→ **Given records**
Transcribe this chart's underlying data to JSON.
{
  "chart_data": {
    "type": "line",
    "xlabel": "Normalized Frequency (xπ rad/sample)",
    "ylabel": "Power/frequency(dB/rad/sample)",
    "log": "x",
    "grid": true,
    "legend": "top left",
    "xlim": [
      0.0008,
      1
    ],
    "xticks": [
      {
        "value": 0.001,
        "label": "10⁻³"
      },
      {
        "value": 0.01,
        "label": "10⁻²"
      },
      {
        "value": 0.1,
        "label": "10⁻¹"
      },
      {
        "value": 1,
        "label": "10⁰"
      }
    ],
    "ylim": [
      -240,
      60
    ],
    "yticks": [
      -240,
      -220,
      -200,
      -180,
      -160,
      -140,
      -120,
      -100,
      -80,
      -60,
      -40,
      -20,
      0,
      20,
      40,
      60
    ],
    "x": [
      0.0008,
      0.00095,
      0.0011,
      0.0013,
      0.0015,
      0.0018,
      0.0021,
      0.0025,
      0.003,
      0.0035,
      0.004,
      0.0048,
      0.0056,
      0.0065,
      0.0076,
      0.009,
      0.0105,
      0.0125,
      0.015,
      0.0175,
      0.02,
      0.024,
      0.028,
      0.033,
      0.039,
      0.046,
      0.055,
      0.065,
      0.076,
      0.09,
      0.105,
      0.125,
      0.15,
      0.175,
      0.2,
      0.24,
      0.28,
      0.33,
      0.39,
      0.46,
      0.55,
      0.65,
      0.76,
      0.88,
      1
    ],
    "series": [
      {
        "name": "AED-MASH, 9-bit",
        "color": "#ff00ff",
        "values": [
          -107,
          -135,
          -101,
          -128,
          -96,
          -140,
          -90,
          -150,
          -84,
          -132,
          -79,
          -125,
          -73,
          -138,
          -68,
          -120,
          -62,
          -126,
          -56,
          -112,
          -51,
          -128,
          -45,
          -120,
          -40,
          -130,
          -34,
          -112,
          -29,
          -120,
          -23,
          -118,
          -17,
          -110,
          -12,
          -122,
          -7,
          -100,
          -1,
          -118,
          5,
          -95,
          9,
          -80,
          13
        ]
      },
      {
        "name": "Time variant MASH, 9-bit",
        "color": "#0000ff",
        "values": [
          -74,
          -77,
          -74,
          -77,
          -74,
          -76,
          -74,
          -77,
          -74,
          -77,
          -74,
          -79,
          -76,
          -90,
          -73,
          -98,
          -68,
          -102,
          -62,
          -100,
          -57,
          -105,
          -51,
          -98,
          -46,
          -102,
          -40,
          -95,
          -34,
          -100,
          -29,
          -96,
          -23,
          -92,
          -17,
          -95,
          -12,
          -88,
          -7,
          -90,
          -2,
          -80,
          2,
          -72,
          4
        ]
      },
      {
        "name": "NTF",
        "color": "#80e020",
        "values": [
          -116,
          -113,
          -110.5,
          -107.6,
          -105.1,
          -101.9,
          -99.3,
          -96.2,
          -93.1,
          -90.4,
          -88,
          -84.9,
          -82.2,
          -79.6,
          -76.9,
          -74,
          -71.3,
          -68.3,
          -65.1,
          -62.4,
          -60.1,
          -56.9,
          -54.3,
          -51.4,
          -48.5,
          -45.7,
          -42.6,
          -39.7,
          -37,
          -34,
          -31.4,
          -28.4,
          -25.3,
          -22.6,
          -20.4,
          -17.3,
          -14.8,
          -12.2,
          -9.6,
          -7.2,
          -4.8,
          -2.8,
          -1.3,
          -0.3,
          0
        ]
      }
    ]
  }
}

→ **What the task asks**
Reproduce the material above, every line of it, exactly.

→ **Response for this exercise**
Transcribe this chart's underlying data to JSON.
{
  "chart_data": {
    "type": "line",
    "xlabel": "Normalized Frequency (xπ rad/sample)",
    "ylabel": "Power/frequency(dB/rad/sample)",
    "log": "x",
    "grid": true,
    "legend": "top left",
    "xlim": [
      0.0008,
      1
    ],
    "xticks": [
      {
        "value": 0.001,
        "label": "10⁻³"
      },
      {
        "value": 0.01,
        "label": "10⁻²"
      },
      {
        "value": 0.1,
        "label": "10⁻¹"
      },
      {
        "value": 1,
        "label": "10⁰"
      }
    ],
    "ylim": [
      -240,
      60
    ],
    "yticks": [
      -240,
      -220,
      -200,
      -180,
      -160,
      -140,
      -120,
      -100,
      -80,
      -60,
      -40,
      -20,
      0,
      20,
      40,
      60
    ],
    "x": [
      0.0008,
      0.00095,
      0.0011,
      0.0013,
      0.0015,
      0.0018,
      0.0021,
      0.0025,
      0.003,
      0.0035,
      0.004,
      0.0048,
      0.0056,
      0.0065,
      0.0076,
      0.009,
      0.0105,
      0.0125,
      0.015,
      0.0175,
      0.02,
      0.024,
      0.028,
      0.033,
      0.039,
      0.046,
      0.055,
      0.065,
      0.076,
      0.09,
      0.105,
      0.125,
      0.15,
      0.175,
      0.2,
      0.24,
      0.28,
      0.33,
      0.39,
      0.46,
      0.55,
      0.65,
      0.76,
      0.88,
      1
    ],
    "series": [
      {
        "name": "AED-MASH, 9-bit",
        "color": "#ff00ff",
        "values": [
          -107,
          -135,
          -101,
          -128,
          -96,
          -140,
          -90,
          -150,
          -84,
          -132,
          -79,
          -125,
          -73,
          -138,
          -68,
          -120,
          -62,
          -126,
          -56,
          -112,
          -51,
          -128,
          -45,
          -120,
          -40,
          -130,
          -34,
          -112,
          -29,
          -120,
          -23,
          -118,
          -17,
          -110,
          -12,
          -122,
          -7,
          -100,
          -1,
          -118,
          5,
          -95,
          9,
          -80,
          13
        ]
      },
      {
        "name": "Time variant MASH, 9-bit",
        "color": "#0000ff",
        "values": [
          -74,
          -77,
          -74,
          -77,
          -74,
          -76,
          -74,
          -77,
          -74,
          -77,
          -74,
          -79,
          -76,
          -90,
          -73,
          -98,
          -68,
          -102,
          -62,
          -100,
          -57,
          -105,
          -51,
          -98,
          -46,
          -102,
          -40,
          -95,
          -34,
          -100,
          -29,
          -96,
          -23,
          -92,
          -17,
          -95,
          -12,
          -88,
          -7,
          -90,
          -2,
          -80,
          2,
          -72,
          4
        ]
      },
      {
        "name": "NTF",
        "color": "#80e020",
        "values": [
          -116,
          -113,
          -110.5,
          -107.6,
          -105.1,
          -101.9,
          -99.3,
          -96.2,
          -93.1,
          -90.4,
          -88,
          -84.9,
          -82.2,
          -79.6,
          -76.9,
          -74,
          -71.3,
          -68.3,
          -65.1,
          -62.4,
          -60.1,
          -56.9,
          -54.3,
          -51.4,
          -48.5,
          -45.7,
          -42.6,
          -39.7,
          -37,
          -34,
          -31.4,
          -28.4,
          -25.3,
          -22.6,
          -20.4,
          -17.3,
          -14.8,
          -12.2,
          -9.6,
          -7.2,
          -4.8,
          -2.8,
          -1.3,
          -0.3,
          0
        ]
      }
    ]
  }
}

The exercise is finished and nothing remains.